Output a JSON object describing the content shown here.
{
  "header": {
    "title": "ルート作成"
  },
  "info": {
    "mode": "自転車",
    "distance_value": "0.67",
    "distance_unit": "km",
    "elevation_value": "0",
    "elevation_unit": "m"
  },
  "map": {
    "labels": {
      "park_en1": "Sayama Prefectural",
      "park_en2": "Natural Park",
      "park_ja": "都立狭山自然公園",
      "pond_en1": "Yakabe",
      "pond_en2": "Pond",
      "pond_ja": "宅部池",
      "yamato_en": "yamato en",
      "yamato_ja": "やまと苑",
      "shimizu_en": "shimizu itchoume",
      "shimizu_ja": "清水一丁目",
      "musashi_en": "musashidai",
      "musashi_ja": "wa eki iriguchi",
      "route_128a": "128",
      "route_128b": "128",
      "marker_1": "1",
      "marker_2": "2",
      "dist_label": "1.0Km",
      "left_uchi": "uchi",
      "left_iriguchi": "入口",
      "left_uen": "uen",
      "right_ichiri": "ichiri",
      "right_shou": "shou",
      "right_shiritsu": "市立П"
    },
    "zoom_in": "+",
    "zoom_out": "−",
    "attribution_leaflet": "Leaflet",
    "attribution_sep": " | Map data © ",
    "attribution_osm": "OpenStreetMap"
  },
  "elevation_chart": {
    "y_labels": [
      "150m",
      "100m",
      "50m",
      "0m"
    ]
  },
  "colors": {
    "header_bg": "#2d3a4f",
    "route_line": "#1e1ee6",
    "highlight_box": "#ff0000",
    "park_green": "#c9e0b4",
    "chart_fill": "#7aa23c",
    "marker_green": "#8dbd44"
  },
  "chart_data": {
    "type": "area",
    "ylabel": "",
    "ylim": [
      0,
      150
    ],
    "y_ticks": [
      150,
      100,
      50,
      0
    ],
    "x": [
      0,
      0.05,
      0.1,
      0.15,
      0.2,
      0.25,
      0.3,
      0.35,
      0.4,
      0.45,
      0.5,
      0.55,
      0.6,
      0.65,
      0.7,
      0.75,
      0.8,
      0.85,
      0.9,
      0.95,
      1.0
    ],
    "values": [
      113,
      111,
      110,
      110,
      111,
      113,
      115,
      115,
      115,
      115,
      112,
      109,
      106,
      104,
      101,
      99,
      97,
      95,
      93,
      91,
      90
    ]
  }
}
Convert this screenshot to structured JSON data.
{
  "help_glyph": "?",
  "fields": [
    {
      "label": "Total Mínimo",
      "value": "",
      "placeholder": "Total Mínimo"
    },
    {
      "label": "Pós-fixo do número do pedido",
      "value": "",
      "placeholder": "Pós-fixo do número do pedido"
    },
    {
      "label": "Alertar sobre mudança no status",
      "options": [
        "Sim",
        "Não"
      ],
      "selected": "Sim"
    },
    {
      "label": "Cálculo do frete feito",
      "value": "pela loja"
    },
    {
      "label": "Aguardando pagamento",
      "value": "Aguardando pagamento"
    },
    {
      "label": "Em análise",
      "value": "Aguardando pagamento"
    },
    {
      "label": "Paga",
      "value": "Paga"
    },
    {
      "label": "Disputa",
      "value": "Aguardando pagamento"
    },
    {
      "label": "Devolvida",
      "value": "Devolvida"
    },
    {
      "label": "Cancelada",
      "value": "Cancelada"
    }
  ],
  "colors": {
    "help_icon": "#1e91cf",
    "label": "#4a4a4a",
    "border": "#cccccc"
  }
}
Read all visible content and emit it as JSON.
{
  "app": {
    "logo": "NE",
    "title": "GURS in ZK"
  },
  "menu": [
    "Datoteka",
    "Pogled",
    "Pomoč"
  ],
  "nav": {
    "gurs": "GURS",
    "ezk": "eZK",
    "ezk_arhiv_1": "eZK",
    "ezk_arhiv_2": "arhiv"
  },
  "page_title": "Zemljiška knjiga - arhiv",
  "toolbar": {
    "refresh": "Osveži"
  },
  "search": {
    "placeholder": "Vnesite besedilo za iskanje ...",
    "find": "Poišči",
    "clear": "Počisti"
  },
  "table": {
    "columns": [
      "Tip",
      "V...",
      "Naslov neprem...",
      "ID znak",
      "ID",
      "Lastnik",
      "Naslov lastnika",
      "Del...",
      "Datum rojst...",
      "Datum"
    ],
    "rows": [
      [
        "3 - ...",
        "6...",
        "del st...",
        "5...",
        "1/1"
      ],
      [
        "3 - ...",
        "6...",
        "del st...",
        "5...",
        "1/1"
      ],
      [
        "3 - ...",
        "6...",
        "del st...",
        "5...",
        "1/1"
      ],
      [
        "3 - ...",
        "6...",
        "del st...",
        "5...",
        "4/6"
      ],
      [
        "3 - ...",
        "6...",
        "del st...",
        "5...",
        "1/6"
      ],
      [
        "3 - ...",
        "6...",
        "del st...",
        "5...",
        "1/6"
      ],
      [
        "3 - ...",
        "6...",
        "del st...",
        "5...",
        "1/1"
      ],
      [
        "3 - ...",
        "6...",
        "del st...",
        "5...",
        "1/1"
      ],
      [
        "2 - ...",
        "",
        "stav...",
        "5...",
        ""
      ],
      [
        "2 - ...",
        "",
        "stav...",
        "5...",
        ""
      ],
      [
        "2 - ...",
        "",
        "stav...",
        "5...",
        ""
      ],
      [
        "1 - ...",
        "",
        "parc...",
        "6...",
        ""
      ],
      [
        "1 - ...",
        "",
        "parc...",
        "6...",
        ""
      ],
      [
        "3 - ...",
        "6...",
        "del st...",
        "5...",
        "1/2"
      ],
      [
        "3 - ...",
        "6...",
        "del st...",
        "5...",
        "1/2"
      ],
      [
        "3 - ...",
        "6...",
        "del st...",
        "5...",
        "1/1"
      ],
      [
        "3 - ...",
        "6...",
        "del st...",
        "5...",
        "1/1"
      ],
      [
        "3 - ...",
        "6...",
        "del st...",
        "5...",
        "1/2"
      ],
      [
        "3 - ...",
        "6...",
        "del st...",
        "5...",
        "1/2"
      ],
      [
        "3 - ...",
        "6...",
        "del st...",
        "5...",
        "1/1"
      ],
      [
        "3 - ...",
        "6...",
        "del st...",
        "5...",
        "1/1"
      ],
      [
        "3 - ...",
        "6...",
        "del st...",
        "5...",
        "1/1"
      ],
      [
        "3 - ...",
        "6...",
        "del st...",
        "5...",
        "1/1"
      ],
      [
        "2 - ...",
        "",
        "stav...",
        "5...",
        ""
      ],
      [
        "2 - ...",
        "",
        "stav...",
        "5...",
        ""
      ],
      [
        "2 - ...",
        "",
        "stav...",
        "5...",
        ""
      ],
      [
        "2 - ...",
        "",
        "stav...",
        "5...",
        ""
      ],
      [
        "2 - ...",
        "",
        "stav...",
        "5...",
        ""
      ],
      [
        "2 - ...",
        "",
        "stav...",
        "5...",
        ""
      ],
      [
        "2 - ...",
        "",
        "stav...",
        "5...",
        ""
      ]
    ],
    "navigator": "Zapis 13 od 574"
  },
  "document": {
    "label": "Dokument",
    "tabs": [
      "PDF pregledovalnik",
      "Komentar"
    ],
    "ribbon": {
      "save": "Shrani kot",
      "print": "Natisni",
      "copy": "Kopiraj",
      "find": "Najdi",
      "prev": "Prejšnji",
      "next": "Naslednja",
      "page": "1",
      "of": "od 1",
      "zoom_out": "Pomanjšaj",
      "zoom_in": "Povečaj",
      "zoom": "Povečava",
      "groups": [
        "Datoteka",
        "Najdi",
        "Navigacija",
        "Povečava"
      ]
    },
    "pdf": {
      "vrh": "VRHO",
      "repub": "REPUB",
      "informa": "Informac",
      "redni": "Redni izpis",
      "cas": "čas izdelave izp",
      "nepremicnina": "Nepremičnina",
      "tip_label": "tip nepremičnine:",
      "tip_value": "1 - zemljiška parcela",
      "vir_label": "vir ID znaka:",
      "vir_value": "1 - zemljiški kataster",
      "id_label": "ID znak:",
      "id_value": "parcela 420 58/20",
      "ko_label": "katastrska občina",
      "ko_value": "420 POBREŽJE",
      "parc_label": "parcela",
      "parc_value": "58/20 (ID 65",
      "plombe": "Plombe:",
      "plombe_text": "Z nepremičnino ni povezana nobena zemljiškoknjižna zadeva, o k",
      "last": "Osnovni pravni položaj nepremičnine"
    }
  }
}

#####

SHORT EXERCISE:
Filter the listing above by the word "número"; copy each line that passes.

SOLVED EXERCISE:
      "label": "Pós-fixo do número do pedido",
      "placeholder": "Pós-fixo do número do pedido"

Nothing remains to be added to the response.